(Stored data)
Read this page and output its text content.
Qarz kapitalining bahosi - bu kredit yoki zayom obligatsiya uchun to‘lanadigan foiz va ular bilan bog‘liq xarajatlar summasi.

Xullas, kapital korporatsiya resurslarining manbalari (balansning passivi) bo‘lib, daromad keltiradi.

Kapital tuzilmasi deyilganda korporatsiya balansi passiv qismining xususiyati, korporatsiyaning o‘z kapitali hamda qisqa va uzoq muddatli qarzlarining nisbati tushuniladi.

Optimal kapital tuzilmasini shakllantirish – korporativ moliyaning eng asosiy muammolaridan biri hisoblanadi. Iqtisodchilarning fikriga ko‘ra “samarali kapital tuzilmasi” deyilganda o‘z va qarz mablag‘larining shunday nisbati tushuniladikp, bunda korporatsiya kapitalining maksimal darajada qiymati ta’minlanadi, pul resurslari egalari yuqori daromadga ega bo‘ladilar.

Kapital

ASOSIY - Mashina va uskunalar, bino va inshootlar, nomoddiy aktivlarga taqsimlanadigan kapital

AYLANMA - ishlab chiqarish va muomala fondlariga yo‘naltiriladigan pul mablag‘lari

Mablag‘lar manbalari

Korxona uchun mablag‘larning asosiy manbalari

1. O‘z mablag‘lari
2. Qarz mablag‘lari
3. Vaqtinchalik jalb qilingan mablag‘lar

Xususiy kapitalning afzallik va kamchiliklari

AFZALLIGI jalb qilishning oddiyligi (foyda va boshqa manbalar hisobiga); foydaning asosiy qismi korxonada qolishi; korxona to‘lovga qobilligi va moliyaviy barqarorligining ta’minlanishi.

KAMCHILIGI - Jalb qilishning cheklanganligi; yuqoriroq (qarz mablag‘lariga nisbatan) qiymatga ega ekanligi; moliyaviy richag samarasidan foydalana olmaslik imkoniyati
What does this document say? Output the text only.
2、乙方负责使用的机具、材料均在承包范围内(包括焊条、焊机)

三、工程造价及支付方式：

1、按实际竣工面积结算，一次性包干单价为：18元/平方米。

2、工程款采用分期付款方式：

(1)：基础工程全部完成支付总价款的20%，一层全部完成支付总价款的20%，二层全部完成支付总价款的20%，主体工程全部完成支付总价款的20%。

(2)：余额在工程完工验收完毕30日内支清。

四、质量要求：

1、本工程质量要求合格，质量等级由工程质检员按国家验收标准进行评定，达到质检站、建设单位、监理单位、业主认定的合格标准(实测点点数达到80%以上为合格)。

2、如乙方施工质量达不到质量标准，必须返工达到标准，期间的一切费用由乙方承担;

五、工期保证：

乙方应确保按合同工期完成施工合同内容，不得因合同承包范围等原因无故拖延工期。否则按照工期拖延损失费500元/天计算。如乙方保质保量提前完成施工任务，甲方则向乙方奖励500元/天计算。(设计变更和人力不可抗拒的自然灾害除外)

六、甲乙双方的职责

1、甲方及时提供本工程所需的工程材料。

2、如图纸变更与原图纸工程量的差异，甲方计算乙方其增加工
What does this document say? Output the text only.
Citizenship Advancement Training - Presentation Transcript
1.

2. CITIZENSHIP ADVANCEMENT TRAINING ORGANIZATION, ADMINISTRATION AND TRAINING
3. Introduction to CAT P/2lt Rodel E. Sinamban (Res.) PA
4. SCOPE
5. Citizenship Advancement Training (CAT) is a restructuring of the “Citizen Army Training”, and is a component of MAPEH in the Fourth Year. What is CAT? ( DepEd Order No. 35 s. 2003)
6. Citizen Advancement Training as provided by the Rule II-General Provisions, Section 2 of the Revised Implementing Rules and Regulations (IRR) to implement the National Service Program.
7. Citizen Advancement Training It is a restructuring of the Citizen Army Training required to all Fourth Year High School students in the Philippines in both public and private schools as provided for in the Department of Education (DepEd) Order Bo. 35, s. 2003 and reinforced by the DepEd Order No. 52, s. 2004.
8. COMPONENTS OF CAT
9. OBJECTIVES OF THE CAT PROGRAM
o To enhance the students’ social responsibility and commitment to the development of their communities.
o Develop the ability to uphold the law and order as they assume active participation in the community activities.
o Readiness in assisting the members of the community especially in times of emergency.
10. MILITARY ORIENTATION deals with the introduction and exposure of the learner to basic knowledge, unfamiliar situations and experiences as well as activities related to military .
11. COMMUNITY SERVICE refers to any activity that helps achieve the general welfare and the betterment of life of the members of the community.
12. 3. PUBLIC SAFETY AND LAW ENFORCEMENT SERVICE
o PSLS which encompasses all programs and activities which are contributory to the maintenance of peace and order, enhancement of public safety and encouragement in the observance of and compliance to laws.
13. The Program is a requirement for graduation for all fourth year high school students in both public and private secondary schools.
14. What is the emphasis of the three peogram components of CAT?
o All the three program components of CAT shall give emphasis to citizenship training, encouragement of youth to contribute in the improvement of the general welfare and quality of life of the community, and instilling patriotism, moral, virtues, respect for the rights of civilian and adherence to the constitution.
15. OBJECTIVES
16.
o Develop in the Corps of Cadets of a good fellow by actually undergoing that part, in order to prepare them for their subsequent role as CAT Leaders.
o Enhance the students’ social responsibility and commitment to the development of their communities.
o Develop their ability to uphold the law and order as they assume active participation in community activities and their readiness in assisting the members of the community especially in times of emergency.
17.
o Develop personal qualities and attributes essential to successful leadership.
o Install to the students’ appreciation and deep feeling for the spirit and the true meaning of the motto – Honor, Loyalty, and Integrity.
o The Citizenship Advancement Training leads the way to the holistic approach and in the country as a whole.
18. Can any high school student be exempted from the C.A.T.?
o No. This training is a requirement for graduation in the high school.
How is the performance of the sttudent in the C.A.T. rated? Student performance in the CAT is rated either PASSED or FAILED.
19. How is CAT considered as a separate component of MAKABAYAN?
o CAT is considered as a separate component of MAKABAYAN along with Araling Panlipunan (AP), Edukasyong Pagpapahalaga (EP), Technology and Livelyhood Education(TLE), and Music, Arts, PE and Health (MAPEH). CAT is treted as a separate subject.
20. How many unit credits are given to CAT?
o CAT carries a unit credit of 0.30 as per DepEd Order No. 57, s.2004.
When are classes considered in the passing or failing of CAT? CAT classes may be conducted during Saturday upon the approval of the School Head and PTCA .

* _Goal_
Keep only those lines of the records that hold "commitment", and return them.

* _Response_
o To enhance the students’ social responsibility and commitment to the development of their communities.
o Enhance the students’ social responsibility and commitment to the development of their communities.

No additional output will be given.